* _Exercise_
Format every line of the records below as a numbered list, with blank lines and pictures left out.

Listings of layout items with their boxes

::::::::

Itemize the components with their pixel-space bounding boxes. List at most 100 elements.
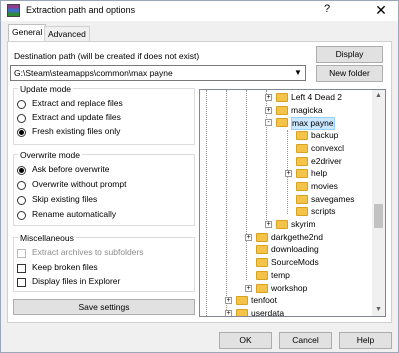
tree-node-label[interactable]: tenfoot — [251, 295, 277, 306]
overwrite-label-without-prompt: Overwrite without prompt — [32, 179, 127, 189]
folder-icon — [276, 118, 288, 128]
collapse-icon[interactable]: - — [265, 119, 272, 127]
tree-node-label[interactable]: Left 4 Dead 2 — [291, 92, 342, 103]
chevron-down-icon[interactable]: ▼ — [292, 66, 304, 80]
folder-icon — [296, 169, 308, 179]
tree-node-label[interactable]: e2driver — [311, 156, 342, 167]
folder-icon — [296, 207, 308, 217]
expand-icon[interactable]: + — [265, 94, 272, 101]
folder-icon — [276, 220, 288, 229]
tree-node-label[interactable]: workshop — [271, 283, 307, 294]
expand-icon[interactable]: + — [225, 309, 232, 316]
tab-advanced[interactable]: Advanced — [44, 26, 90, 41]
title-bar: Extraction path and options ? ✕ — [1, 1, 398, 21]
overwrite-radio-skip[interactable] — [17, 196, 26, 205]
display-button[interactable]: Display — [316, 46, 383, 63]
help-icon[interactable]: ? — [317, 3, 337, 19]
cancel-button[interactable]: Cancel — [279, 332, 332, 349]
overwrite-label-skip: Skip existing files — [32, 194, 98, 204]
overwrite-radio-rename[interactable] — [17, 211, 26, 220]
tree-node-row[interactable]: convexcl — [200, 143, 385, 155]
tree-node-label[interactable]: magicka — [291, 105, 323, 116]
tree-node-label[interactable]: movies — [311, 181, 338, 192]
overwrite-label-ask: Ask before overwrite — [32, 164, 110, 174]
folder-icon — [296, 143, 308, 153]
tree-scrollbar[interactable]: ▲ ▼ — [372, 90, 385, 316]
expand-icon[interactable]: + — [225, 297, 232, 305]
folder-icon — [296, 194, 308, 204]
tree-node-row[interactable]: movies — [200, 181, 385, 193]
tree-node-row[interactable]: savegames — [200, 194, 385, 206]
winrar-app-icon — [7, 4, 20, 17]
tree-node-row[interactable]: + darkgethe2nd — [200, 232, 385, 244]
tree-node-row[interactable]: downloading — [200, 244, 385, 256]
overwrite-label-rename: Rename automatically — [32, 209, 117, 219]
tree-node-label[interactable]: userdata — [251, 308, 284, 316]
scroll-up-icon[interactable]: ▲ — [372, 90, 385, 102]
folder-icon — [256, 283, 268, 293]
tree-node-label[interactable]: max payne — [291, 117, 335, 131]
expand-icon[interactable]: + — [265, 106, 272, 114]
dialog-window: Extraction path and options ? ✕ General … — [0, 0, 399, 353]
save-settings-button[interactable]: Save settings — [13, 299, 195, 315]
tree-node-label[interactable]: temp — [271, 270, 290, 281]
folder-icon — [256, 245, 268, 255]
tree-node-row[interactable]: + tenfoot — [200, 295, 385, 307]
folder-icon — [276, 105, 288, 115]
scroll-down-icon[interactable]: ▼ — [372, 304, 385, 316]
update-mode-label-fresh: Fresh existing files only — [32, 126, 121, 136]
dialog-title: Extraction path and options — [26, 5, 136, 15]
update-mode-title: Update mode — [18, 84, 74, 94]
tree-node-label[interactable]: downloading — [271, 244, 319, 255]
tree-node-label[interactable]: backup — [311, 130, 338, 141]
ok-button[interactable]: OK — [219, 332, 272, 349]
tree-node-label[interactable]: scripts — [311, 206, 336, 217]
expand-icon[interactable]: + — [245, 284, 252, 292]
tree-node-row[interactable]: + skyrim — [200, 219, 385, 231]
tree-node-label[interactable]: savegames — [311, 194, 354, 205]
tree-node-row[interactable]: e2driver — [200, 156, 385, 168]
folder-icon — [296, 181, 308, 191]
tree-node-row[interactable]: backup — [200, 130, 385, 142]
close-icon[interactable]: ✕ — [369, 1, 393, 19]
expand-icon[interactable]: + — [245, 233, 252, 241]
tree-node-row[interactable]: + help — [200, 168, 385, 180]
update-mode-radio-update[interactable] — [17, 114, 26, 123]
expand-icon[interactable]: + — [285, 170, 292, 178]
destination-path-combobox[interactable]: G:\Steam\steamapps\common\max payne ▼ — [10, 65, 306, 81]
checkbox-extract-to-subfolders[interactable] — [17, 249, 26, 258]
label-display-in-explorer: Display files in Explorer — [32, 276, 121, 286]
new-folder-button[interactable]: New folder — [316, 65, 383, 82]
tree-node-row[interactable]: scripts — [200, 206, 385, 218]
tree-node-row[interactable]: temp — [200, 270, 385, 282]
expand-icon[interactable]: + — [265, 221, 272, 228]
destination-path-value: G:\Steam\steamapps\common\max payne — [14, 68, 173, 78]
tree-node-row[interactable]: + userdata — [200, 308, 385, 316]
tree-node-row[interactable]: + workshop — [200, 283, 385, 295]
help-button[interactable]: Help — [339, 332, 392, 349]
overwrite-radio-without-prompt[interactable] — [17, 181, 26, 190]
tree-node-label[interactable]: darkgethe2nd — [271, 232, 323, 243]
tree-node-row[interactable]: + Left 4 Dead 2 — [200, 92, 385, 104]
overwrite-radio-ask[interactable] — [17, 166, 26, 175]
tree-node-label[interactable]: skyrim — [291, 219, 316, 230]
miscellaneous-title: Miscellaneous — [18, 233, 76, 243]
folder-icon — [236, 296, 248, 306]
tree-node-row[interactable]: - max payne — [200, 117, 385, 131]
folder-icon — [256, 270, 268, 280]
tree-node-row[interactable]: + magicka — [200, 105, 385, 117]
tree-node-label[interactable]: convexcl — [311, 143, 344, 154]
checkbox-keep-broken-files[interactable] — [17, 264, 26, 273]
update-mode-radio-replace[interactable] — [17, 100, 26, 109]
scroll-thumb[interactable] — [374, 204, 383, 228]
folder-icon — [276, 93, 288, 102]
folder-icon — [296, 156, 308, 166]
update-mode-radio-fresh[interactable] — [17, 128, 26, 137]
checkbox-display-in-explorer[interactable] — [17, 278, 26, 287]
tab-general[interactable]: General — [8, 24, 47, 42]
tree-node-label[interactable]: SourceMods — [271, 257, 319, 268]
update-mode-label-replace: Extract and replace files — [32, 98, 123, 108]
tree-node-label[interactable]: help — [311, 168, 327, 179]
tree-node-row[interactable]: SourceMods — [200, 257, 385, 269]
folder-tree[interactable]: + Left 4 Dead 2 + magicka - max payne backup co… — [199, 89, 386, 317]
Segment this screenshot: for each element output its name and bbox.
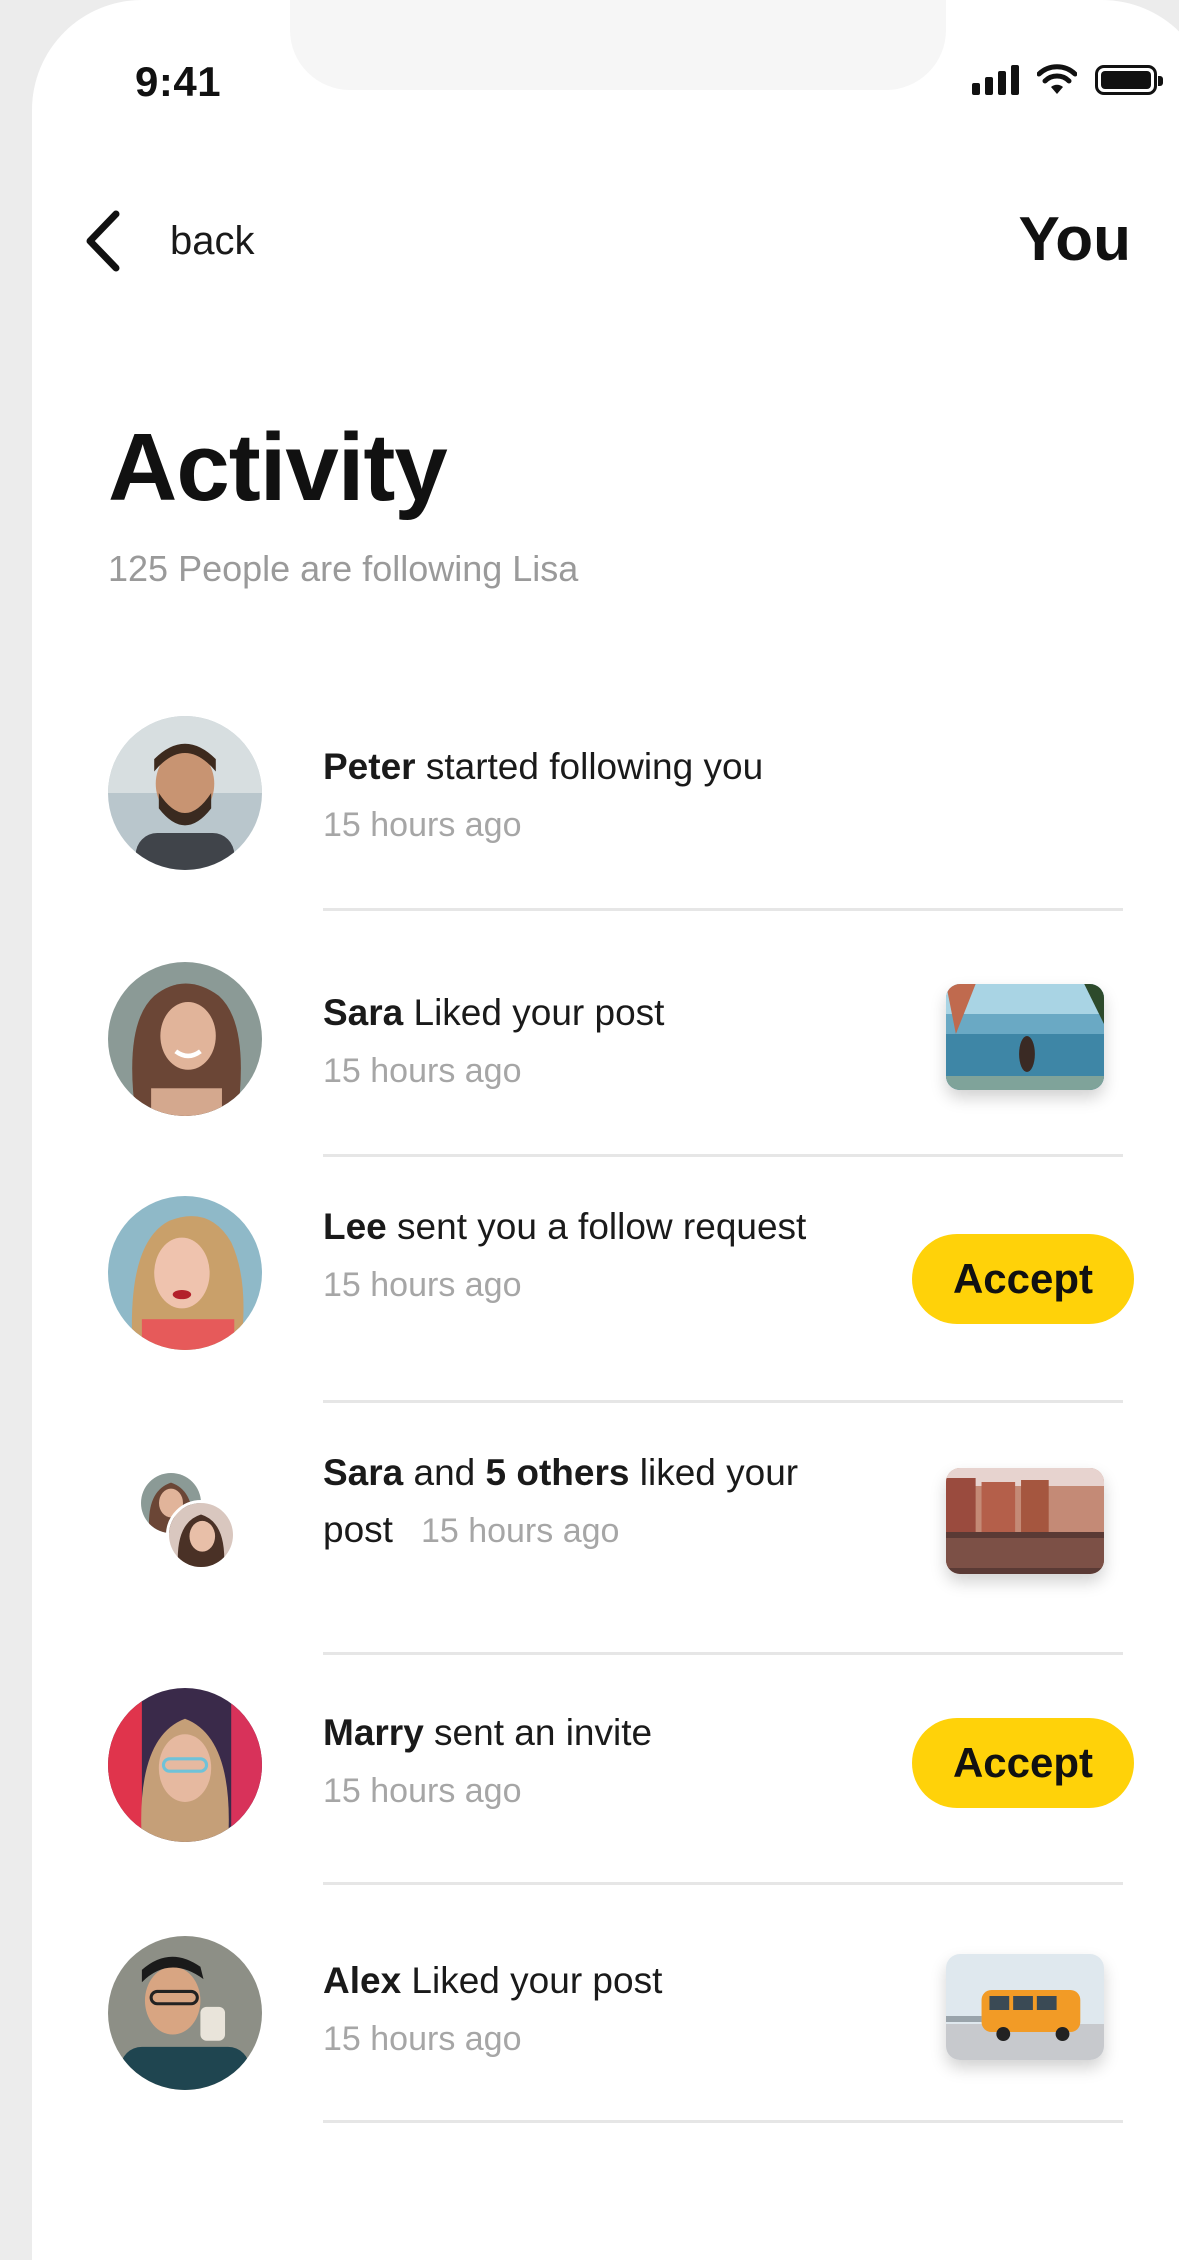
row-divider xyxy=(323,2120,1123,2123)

::::::::

* _Result of this exercise_
1. Itemize the components with their pixel-space bounding boxes. List at most 100 elements.
2. tree-node-label[interactable]: tenfoot — [251, 295, 277, 306]
3. overwrite-label-without-prompt: Overwrite without prompt — [32, 179, 127, 189]
4. folder-icon — [276, 118, 288, 128]
5. collapse-icon[interactable]: - — [265, 119, 272, 127]
6. tree-node-label[interactable]: Left 4 Dead 2 — [291, 92, 342, 103]
7. chevron-down-icon[interactable]: ▼ — [292, 66, 304, 80]
8. folder-icon — [296, 169, 308, 179]
9. tree-node-label[interactable]: e2driver — [311, 156, 342, 167]
10. folder-icon — [296, 207, 308, 217]
11. expand-icon[interactable]: + — [265, 94, 272, 101]
12. folder-icon — [276, 220, 288, 229]
13. tree-node-label[interactable]: workshop — [271, 283, 307, 294]
14. expand-icon[interactable]: + — [225, 309, 232, 316]
15. tab-advanced[interactable]: Advanced — [44, 26, 90, 41]
16. title-bar: Extraction path and options ? ✕ — [1, 1, 398, 21]
17. overwrite-radio-skip[interactable] — [17, 196, 26, 205]
18. display-button[interactable]: Display — [316, 46, 383, 63]
19. help-icon[interactable]: ? — [317, 3, 337, 19]
20. cancel-button[interactable]: Cancel — [279, 332, 332, 349]
21. overwrite-label-skip: Skip existing files — [32, 194, 98, 204]
22. overwrite-radio-rename[interactable] — [17, 211, 26, 220]
23. tree-node-row[interactable]: convexcl — [200, 143, 385, 155]
24. tree-node-label[interactable]: magicka — [291, 105, 323, 116]
25. tree-node-label[interactable]: movies — [311, 181, 338, 192]
26. overwrite-label-ask: Ask before overwrite — [32, 164, 110, 174]
27. folder-icon — [296, 143, 308, 153]
28. tree-scrollbar[interactable]: ▲ ▼ — [372, 90, 385, 316]
29. expand-icon[interactable]: + — [225, 297, 232, 305]
30. folder-icon — [296, 194, 308, 204]
31. tree-node-row[interactable]: movies — [200, 181, 385, 193]
32. tree-node-row[interactable]: savegames — [200, 194, 385, 206]
33. winrar-app-icon — [7, 4, 20, 17]
34. tree-node-row[interactable]: + darkgethe2nd — [200, 232, 385, 244]
35. tree-node-row[interactable]: downloading — [200, 244, 385, 256]
36. overwrite-label-rename: Rename automatically — [32, 209, 117, 219]
37. tree-node-label[interactable]: userdata — [251, 308, 284, 316]
38. scroll-up-icon[interactable]: ▲ — [372, 90, 385, 102]
39. folder-icon — [256, 283, 268, 293]
40. tree-node-label[interactable]: max payne — [291, 117, 335, 131]
41. expand-icon[interactable]: + — [265, 106, 272, 114]
42. dialog-window: Extraction path and options ? ✕ General … — [0, 0, 399, 353]
43. save-settings-button[interactable]: Save settings — [13, 299, 195, 315]
44. tree-node-label[interactable]: temp — [271, 270, 290, 281]
45. folder-icon — [256, 245, 268, 255]
46. tree-node-row[interactable]: + tenfoot — [200, 295, 385, 307]
47. folder-icon — [276, 105, 288, 115]
48. scroll-down-icon[interactable]: ▼ — [372, 304, 385, 316]
49. update-mode-label-fresh: Fresh existing files only — [32, 126, 121, 136]
50. dialog-title: Extraction path and options — [26, 5, 136, 15]
51. update-mode-title: Update mode — [18, 84, 74, 94]
52. tree-node-label[interactable]: downloading — [271, 244, 319, 255]
53. tree-node-label[interactable]: backup — [311, 130, 338, 141]
54. ok-button[interactable]: OK — [219, 332, 272, 349]
55. tree-node-label[interactable]: scripts — [311, 206, 336, 217]
56. expand-icon[interactable]: + — [245, 284, 252, 292]
57. tree-node-row[interactable]: + skyrim — [200, 219, 385, 231]
58. tree-node-label[interactable]: savegames — [311, 194, 354, 205]
59. tree-node-row[interactable]: e2driver — [200, 156, 385, 168]
60. folder-icon — [296, 181, 308, 191]
61. tree-node-row[interactable]: backup — [200, 130, 385, 142]
62. close-icon[interactable]: ✕ — [369, 1, 393, 19]
63. expand-icon[interactable]: + — [245, 233, 252, 241]
64. tree-node-row[interactable]: + help — [200, 168, 385, 180]
65. update-mode-radio-update[interactable] — [17, 114, 26, 123]
66. expand-icon[interactable]: + — [285, 170, 292, 178]
67. destination-path-combobox[interactable]: G:\Steam\steamapps\common\max payne ▼ — [10, 65, 306, 81]
68. checkbox-extract-to-subfolders[interactable] — [17, 249, 26, 258]
69. label-display-in-explorer: Display files in Explorer — [32, 276, 121, 286]
70. new-folder-button[interactable]: New folder — [316, 65, 383, 82]
71. tree-node-row[interactable]: scripts — [200, 206, 385, 218]
72. tree-node-row[interactable]: temp — [200, 270, 385, 282]
73. expand-icon[interactable]: + — [265, 221, 272, 228]
74. destination-path-value: G:\Steam\steamapps\common\max payne — [14, 68, 173, 78]
75. tree-node-row[interactable]: + userdata — [200, 308, 385, 316]
76. tree-node-row[interactable]: + workshop — [200, 283, 385, 295]
77. help-button[interactable]: Help — [339, 332, 392, 349]
78. overwrite-radio-without-prompt[interactable] — [17, 181, 26, 190]
79. tree-node-label[interactable]: darkgethe2nd — [271, 232, 323, 243]
80. tree-node-row[interactable]: + Left 4 Dead 2 — [200, 92, 385, 104]
81. overwrite-radio-ask[interactable] — [17, 166, 26, 175]
82. tree-node-label[interactable]: skyrim — [291, 219, 316, 230]
83. miscellaneous-title: Miscellaneous — [18, 233, 76, 243]
84. folder-icon — [236, 296, 248, 306]
85. tree-node-row[interactable]: - max payne — [200, 117, 385, 131]
86. folder-icon — [256, 270, 268, 280]
87. tree-node-row[interactable]: + magicka — [200, 105, 385, 117]
88. tree-node-label[interactable]: convexcl — [311, 143, 344, 154]
89. checkbox-keep-broken-files[interactable] — [17, 264, 26, 273]
90. update-mode-radio-replace[interactable] — [17, 100, 26, 109]
91. scroll-thumb[interactable] — [374, 204, 383, 228]
92. folder-icon — [276, 93, 288, 102]
93. folder-icon — [296, 156, 308, 166]
94. update-mode-radio-fresh[interactable] — [17, 128, 26, 137]
95. checkbox-display-in-explorer[interactable] — [17, 278, 26, 287]
96. tab-general[interactable]: General — [8, 24, 47, 42]
97. tree-node-label[interactable]: SourceMods — [271, 257, 319, 268]
98. update-mode-label-replace: Extract and replace files — [32, 98, 123, 108]
99. tree-node-label[interactable]: help — [311, 168, 327, 179]
100. tree-node-row[interactable]: SourceMods — [200, 257, 385, 269]
101. folder-tree[interactable]: + Left 4 Dead 2 + magicka - max payne backup co… — [199, 89, 386, 317]
102. Segment this screenshot: for each element output its name and bbox.
103. row-divider xyxy=(323,2120,1123,2123)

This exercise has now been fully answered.